> _SET PROBLEM_
Please list all lines of the material below in which the string "Заречная" occurs.

━━━ GIVEN RECORDS ━━━

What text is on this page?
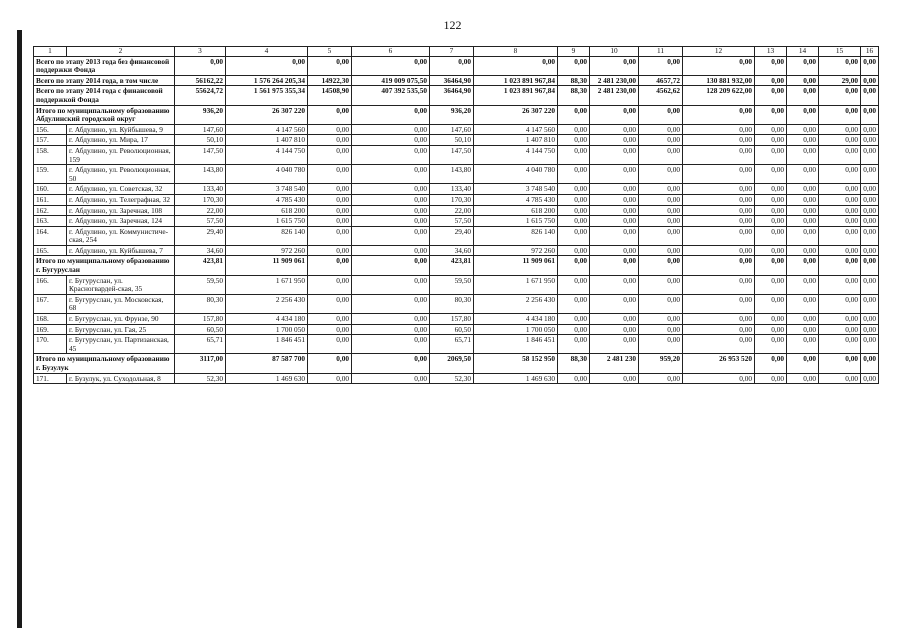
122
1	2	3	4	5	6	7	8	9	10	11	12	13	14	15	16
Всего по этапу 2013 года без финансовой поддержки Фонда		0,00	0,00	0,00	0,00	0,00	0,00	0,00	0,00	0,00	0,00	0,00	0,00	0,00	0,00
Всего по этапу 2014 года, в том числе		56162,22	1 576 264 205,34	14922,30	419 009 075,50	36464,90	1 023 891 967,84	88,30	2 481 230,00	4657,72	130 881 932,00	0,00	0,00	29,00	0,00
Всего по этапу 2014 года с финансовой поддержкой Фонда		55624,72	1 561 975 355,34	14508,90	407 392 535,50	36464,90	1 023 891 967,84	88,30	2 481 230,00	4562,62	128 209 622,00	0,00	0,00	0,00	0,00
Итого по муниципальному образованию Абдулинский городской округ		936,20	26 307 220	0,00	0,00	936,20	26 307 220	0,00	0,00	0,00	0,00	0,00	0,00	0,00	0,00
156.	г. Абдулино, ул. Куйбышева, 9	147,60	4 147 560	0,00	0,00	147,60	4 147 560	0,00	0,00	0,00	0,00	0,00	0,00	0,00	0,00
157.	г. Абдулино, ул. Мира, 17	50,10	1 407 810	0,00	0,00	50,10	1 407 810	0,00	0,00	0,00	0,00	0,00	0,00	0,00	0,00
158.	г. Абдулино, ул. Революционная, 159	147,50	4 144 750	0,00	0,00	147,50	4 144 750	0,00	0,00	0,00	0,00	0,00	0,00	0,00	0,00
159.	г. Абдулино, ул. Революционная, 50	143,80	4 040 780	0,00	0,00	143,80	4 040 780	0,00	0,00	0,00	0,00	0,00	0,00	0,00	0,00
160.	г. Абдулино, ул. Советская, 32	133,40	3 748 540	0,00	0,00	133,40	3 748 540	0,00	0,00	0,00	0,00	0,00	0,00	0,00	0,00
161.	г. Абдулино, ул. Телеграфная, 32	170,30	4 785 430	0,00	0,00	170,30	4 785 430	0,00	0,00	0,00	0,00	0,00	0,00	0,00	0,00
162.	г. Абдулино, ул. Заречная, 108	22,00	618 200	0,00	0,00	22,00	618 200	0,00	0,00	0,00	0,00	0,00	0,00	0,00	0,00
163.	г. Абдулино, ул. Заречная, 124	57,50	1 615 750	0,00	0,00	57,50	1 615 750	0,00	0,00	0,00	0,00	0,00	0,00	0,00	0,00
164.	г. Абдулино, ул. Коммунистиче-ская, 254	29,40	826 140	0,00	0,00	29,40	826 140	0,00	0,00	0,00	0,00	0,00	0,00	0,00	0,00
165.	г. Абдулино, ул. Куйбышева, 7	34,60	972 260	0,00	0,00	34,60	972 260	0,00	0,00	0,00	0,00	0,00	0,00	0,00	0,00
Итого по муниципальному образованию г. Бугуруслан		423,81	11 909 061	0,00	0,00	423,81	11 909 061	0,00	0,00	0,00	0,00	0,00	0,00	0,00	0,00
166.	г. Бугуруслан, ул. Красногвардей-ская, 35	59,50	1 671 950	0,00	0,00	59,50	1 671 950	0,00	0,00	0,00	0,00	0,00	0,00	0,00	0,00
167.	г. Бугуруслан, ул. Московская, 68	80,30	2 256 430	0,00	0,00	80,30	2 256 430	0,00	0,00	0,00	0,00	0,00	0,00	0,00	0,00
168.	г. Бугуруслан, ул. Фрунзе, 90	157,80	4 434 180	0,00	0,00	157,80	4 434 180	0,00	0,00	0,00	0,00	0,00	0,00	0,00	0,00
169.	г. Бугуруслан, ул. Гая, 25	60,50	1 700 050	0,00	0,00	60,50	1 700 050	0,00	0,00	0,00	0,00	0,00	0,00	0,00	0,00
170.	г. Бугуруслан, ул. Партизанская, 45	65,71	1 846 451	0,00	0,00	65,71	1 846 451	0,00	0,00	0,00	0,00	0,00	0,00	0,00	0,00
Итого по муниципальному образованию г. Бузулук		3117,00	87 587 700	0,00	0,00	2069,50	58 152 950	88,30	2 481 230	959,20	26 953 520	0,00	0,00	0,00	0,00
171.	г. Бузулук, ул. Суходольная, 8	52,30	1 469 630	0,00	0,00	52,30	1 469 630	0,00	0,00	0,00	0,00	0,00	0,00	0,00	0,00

━━━

> _ANSWER TO THE PROBLEM_
162.	г. Абдулино, ул. Заречная, 108	22,00	618 200	0,00	0,00	22,00	618 200	0,00	0,00	0,00	0,00	0,00	0,00	0,00	0,00
163.	г. Абдулино, ул. Заречная, 124	57,50	1 615 750	0,00	0,00	57,50	1 615 750	0,00	0,00	0,00	0,00	0,00	0,00	0,00	0,00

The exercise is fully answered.